Rows from a dataset
■ ■ ■ ■ ■

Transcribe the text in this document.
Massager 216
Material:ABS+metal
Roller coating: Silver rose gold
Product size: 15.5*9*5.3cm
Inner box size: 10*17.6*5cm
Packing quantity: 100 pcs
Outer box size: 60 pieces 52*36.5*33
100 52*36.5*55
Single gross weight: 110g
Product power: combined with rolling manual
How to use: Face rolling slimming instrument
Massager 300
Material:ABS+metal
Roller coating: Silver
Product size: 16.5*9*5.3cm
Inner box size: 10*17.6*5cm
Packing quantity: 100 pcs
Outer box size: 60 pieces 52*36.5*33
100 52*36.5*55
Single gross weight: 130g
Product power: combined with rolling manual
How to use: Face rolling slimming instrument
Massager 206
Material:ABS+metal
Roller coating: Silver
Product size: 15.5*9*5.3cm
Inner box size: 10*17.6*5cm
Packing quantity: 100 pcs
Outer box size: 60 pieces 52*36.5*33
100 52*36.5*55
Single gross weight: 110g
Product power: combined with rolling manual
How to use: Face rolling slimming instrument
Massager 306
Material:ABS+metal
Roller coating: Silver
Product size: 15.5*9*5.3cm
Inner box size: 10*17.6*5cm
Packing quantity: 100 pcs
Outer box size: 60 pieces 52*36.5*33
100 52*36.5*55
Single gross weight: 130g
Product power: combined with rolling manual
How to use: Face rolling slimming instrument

■ ■ ■ ■ ■

Repeat all entries. Match them exactly.

Worked solution:
Transcribe the text in this document.
Massager 216
Material:ABS+metal
Roller coating: Silver rose gold
Product size: 15.5*9*5.3cm
Inner box size: 10*17.6*5cm
Packing quantity: 100 pcs
Outer box size: 60 pieces 52*36.5*33
100 52*36.5*55
Single gross weight: 110g
Product power: combined with rolling manual
How to use: Face rolling slimming instrument
Massager 300
Material:ABS+metal
Roller coating: Silver
Product size: 16.5*9*5.3cm
Inner box size: 10*17.6*5cm
Packing quantity: 100 pcs
Outer box size: 60 pieces 52*36.5*33
100 52*36.5*55
Single gross weight: 130g
Product power: combined with rolling manual
How to use: Face rolling slimming instrument
Massager 206
Material:ABS+metal
Roller coating: Silver
Product size: 15.5*9*5.3cm
Inner box size: 10*17.6*5cm
Packing quantity: 100 pcs
Outer box size: 60 pieces 52*36.5*33
100 52*36.5*55
Single gross weight: 110g
Product power: combined with rolling manual
How to use: Face rolling slimming instrument
Massager 306
Material:ABS+metal
Roller coating: Silver
Product size: 15.5*9*5.3cm
Inner box size: 10*17.6*5cm
Packing quantity: 100 pcs
Outer box size: 60 pieces 52*36.5*33
100 52*36.5*55
Single gross weight: 130g
Product power: combined with rolling manual
How to use: Face rolling slimming instrument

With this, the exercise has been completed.